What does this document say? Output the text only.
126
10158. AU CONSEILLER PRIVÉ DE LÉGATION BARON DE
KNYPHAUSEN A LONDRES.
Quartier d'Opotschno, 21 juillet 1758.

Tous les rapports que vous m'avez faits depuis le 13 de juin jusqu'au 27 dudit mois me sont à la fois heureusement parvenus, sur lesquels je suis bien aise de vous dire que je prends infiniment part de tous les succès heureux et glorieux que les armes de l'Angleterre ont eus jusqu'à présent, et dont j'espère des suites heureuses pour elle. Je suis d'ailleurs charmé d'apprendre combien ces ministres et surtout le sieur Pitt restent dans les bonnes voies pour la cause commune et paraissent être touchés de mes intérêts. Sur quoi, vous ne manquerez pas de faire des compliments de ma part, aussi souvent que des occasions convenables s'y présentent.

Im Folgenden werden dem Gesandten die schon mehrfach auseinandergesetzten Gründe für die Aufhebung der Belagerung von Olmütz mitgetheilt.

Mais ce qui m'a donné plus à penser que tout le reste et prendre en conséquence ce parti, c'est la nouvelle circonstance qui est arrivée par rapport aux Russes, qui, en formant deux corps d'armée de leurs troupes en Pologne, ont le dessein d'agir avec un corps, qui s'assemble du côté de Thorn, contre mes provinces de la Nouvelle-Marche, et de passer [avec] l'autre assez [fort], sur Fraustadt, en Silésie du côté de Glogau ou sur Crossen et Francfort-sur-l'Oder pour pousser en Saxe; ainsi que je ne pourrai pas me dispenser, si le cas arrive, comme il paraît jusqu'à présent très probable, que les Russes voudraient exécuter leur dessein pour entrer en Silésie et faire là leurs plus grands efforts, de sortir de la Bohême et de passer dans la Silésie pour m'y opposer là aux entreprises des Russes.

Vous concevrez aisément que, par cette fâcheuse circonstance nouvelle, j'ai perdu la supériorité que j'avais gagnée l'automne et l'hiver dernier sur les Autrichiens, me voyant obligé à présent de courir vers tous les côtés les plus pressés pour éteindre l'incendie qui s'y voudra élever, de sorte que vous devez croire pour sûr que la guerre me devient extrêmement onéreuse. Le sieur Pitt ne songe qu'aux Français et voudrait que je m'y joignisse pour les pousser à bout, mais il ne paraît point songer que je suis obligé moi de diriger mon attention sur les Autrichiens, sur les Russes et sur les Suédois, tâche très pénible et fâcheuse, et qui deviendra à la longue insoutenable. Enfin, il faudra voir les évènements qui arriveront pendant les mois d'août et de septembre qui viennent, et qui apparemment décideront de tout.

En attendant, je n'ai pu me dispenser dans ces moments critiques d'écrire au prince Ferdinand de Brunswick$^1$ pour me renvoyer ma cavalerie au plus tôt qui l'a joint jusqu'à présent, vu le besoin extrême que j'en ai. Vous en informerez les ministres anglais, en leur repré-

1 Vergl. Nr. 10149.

****

■ EXERCISE GOAL
Write down the full listing again, exactly.

■ SOLUTION
What does this document say? Output the text only.
126
10158. AU CONSEILLER PRIVÉ DE LÉGATION BARON DE
KNYPHAUSEN A LONDRES.
Quartier d'Opotschno, 21 juillet 1758.

Tous les rapports que vous m'avez faits depuis le 13 de juin jusqu'au 27 dudit mois me sont à la fois heureusement parvenus, sur lesquels je suis bien aise de vous dire que je prends infiniment part de tous les succès heureux et glorieux que les armes de l'Angleterre ont eus jusqu'à présent, et dont j'espère des suites heureuses pour elle. Je suis d'ailleurs charmé d'apprendre combien ces ministres et surtout le sieur Pitt restent dans les bonnes voies pour la cause commune et paraissent être touchés de mes intérêts. Sur quoi, vous ne manquerez pas de faire des compliments de ma part, aussi souvent que des occasions convenables s'y présentent.

Im Folgenden werden dem Gesandten die schon mehrfach auseinandergesetzten Gründe für die Aufhebung der Belagerung von Olmütz mitgetheilt.

Mais ce qui m'a donné plus à penser que tout le reste et prendre en conséquence ce parti, c'est la nouvelle circonstance qui est arrivée par rapport aux Russes, qui, en formant deux corps d'armée de leurs troupes en Pologne, ont le dessein d'agir avec un corps, qui s'assemble du côté de Thorn, contre mes provinces de la Nouvelle-Marche, et de passer [avec] l'autre assez [fort], sur Fraustadt, en Silésie du côté de Glogau ou sur Crossen et Francfort-sur-l'Oder pour pousser en Saxe; ainsi que je ne pourrai pas me dispenser, si le cas arrive, comme il paraît jusqu'à présent très probable, que les Russes voudraient exécuter leur dessein pour entrer en Silésie et faire là leurs plus grands efforts, de sortir de la Bohême et de passer dans la Silésie pour m'y opposer là aux entreprises des Russes.

Vous concevrez aisément que, par cette fâcheuse circonstance nouvelle, j'ai perdu la supériorité que j'avais gagnée l'automne et l'hiver dernier sur les Autrichiens, me voyant obligé à présent de courir vers tous les côtés les plus pressés pour éteindre l'incendie qui s'y voudra élever, de sorte que vous devez croire pour sûr que la guerre me devient extrêmement onéreuse. Le sieur Pitt ne songe qu'aux Français et voudrait que je m'y joignisse pour les pousser à bout, mais il ne paraît point songer que je suis obligé moi de diriger mon attention sur les Autrichiens, sur les Russes et sur les Suédois, tâche très pénible et fâcheuse, et qui deviendra à la longue insoutenable. Enfin, il faudra voir les évènements qui arriveront pendant les mois d'août et de septembre qui viennent, et qui apparemment décideront de tout.

En attendant, je n'ai pu me dispenser dans ces moments critiques d'écrire au prince Ferdinand de Brunswick$^1$ pour me renvoyer ma cavalerie au plus tôt qui l'a joint jusqu'à présent, vu le besoin extrême que j'en ai. Vous en informerez les ministres anglais, en leur repré-

1 Vergl. Nr. 10149.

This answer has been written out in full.